- 課題一覧 -
A – かかりつけ薬剤師についての文章の内容と、次の(i)〜(iii)の記述が合っているかを判断しなさい。各記述に「はい」か「いいえ」で答え、決め手となる本文の言葉をそのまま引用すること。
(i) かかりつけ薬剤師のやらなければならないことの中に、雑談に付き合うという項目がある。
(ii) 新型コロナウイルスの流行により、患者の話は皆長くなっている。
(iii) 残薬の確認について、4月からは薬手帳への記載が努力義務となる。
B – かかりつけ薬剤師についての文章を、最後の一文に続けて書き進めなさい。

- 本文抜粋 -

かかりつけ薬剤師・話の長い患者

かかりつけ薬剤師のやらなきゃならないことは
処方の一元的継続的把握、残薬の確認(4月からは薬手帳への記載が努力義務です)、時間外の対応、在宅になった場合の対応、薬に関する丁寧な説明……
などであり、
雑談に付き合う
という項目はありません。

しかし薬剤師に身の上話をするのが大好きな患者は
かかりつけ案件として薬局側に把握され
かかりつけ契約する場合があります。

話が長い、拘束時間が長い患者を
一名の薬剤師に引き受けてもらうという薬局側の都合が垣間見られます。
その一名に選ばれてしまった薬剤師は大変です。
いかに早く終わらせるかという問題を抱えることになるからです。

なぜそのような患者さんを一名に任せるという格好を取るかというと、
毎回違う薬剤師だった場合、前回の薬剤師に話した内容をもう一度1から話し始める可能性があるからです。

私の患者さんも話がものっすごく長い人が何名かおり
毎回終わらせるのに苦労しますが
数回対応するだけで、その患者さんの半生を把握することができます。
だから、前回と同じ話や、今までの人生の話をし始めると
あ、それこないだ聞いたわ
とか
あ、それ~だったんだよね
などと会話を省略することができます。

最近は新型コロナウイルスが流行しているので
早く帰りたいと思うのか話が皆短くなっています。
しかしそんなものをものともしない強者も存在します。

私は話を切り上げる段階として
今日の診察の話や薬の説明、残薬の状況などを確認して
患者さんの言いたいことを少し聞いたら
「じゃ、次の予約は」
と次の予約の話をして、確認したらそのままお大事にしてください~

ここでお大事にしてくださいに行けなかった場合
次は
「鞄に薬入れるの手伝うかい?」
と手持ちの鞄に一緒に薬を入れてあげます。そしてそのままお大事にしてください~

ここでお大事にしてくださいに行けなかった場合
「バス何時だい?」

- データ抜粋 -
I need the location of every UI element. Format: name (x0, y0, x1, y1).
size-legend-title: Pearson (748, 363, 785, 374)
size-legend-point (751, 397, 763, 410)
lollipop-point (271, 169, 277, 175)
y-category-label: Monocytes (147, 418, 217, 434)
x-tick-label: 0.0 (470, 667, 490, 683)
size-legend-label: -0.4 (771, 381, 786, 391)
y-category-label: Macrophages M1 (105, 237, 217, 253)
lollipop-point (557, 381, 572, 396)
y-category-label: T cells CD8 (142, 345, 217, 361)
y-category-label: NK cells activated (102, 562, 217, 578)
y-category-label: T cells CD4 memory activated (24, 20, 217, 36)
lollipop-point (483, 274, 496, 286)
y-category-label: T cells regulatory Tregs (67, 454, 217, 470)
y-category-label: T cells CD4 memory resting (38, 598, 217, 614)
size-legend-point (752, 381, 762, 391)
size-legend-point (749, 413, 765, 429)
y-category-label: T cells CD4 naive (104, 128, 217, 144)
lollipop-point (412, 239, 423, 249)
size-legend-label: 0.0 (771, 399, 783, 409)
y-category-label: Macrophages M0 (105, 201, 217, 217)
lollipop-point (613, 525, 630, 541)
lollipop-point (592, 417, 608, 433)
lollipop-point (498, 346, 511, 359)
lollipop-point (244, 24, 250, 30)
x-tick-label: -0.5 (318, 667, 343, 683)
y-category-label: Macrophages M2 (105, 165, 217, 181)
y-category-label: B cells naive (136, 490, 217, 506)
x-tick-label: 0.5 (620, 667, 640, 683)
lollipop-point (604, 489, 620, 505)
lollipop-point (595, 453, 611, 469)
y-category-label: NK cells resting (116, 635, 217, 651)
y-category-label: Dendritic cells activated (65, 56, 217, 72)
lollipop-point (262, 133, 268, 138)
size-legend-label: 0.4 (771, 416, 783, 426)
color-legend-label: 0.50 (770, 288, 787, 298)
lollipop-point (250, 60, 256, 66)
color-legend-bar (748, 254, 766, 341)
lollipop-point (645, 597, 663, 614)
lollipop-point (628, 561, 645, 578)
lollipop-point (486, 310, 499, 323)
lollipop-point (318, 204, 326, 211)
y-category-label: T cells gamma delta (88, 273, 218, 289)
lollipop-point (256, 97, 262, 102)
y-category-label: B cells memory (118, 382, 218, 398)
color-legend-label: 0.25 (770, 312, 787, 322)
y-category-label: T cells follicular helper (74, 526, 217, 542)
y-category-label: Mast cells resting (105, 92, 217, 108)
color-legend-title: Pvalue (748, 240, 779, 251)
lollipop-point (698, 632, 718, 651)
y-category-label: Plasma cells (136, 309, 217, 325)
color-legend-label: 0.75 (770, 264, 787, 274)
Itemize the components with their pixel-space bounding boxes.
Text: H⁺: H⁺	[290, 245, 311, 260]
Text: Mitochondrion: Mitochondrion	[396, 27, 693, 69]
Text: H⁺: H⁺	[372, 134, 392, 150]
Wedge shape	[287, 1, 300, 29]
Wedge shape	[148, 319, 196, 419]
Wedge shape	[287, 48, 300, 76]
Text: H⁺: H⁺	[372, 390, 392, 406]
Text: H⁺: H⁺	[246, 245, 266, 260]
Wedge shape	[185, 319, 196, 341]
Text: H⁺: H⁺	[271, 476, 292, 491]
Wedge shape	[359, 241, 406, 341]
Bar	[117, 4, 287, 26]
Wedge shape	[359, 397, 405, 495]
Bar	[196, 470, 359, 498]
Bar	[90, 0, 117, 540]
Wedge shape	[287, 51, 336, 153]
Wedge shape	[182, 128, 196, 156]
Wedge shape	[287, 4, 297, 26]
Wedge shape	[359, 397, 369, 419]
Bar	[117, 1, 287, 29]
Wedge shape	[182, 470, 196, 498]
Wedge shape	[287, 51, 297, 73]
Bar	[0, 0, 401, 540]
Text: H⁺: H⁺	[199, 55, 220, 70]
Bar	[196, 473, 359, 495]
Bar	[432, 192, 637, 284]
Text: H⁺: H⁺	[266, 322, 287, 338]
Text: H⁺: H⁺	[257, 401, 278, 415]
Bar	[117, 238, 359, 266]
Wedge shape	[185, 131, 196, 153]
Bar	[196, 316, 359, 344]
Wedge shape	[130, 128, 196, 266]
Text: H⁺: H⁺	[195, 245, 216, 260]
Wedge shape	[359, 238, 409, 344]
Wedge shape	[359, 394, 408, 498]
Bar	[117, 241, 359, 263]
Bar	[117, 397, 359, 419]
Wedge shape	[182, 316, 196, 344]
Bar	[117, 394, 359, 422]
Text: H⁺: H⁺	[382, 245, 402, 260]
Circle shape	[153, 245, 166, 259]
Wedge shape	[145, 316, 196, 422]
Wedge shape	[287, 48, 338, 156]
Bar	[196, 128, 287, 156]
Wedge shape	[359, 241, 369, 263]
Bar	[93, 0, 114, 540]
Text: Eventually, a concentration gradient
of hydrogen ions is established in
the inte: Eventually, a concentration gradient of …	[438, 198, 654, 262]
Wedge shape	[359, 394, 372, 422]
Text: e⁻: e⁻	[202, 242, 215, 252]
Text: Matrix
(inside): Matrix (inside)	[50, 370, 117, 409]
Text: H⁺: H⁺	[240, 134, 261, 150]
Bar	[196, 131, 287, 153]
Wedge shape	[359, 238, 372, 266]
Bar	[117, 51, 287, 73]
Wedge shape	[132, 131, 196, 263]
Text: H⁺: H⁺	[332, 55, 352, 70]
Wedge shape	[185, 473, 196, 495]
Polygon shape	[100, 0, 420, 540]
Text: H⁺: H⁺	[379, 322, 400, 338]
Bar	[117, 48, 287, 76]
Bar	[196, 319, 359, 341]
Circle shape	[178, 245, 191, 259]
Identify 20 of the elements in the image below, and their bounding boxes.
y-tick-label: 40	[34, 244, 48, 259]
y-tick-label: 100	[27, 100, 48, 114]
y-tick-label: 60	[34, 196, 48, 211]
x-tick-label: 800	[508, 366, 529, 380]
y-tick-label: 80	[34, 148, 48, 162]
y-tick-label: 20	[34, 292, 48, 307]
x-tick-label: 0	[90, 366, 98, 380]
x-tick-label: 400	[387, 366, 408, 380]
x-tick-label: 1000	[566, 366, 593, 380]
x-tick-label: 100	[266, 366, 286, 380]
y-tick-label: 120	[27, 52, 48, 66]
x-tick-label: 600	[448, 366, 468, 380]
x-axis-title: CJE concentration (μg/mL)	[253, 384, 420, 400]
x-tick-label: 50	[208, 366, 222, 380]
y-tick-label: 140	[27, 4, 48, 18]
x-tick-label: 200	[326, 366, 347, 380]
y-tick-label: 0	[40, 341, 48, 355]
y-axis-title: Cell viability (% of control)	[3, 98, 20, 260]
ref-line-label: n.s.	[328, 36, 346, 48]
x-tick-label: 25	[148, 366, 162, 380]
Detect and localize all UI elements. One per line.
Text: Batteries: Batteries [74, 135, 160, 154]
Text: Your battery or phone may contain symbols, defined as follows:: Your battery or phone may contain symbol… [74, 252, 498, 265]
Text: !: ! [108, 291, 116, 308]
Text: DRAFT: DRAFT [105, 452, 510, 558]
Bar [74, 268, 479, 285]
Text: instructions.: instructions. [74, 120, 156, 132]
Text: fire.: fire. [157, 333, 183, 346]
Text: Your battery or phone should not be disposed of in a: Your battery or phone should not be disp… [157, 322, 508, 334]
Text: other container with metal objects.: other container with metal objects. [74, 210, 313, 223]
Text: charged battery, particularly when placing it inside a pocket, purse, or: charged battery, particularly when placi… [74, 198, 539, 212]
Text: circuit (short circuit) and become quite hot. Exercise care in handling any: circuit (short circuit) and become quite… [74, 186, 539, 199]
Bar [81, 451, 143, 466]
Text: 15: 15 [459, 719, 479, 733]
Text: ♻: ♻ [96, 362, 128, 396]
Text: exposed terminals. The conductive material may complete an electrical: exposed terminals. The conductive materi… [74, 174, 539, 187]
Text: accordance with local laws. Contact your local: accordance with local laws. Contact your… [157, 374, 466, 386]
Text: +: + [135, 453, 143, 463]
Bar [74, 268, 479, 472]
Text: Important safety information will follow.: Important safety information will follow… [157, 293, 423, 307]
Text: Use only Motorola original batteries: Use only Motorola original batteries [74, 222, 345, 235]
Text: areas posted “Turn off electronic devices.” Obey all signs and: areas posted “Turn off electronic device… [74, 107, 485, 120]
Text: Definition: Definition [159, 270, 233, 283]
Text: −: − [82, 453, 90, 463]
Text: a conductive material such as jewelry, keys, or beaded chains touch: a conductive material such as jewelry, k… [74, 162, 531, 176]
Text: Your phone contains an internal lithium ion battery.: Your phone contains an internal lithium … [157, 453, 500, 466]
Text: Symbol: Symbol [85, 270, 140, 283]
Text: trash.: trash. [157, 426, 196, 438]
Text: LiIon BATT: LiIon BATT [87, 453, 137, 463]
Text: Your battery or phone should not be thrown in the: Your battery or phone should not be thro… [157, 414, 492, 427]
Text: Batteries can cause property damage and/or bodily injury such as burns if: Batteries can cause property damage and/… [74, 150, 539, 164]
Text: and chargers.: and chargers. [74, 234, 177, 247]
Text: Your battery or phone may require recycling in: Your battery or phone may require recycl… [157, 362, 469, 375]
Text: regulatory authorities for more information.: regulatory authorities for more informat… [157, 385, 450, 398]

- 課題の解答 -
A –
(i) いいえ。「という項目はありません。」
(ii) いいえ。「早く帰りたいと思うのか話が皆短くなっています。」
(iii) はい。「4月からは薬手帳への記載が努力義務です」

B –
と帰る手段を確認してそのままお大事にしてください~

ここでもお大事にしてくださいに行けなかった場合
トレーを手に持ってそわそわしてみたりしますが
それでもここまでくるとそんなのは通用せず
「じゃ、次は○○日ね!」
と締めてお大事にしてください~

ここまでやってもわかってもらえないときもあるので
そうなったらもう私も脚痛いし
「じゃ、今日はそろそろ」
と切り出します。
今日はそろそろを言うと、皆帰ります。

私は雑談を全く無駄とは思いませんし、
その人の問題をあぶり出すためには多少はするべきかと思っていますが
それでも度合いがありますので、そんな時は今日はそろそろを使います。

話が長いことがはじめからわかっている場合は、
○○分経過したら助けてほしいと同僚に声をかけておくのもいいです。
気が利く人は言わずとも助けてくれたりしますが
現実は「かかりつけなんだから」とみんな助けず
こそこそ「あいつら話が長い」などと言い、
終わったら「長かったね~ニヤニヤ」みたいに言ってくる場合もあるので
助けてほしい旨を明確にしておく必要があります。

私は四人同時にかかりつけ患者が受付し、そのうちの一人がちょっと話が長くて一名を対応できなかったことがありました。
素早く捌くことがいいわけではありませんが
雑談で長引くのを防ぐためにも切り上げる方法は各々持っていた方がいいでしょう。
雑談に付き合う
は、かかりつけ薬剤師がやらなければならないことには含まれていません。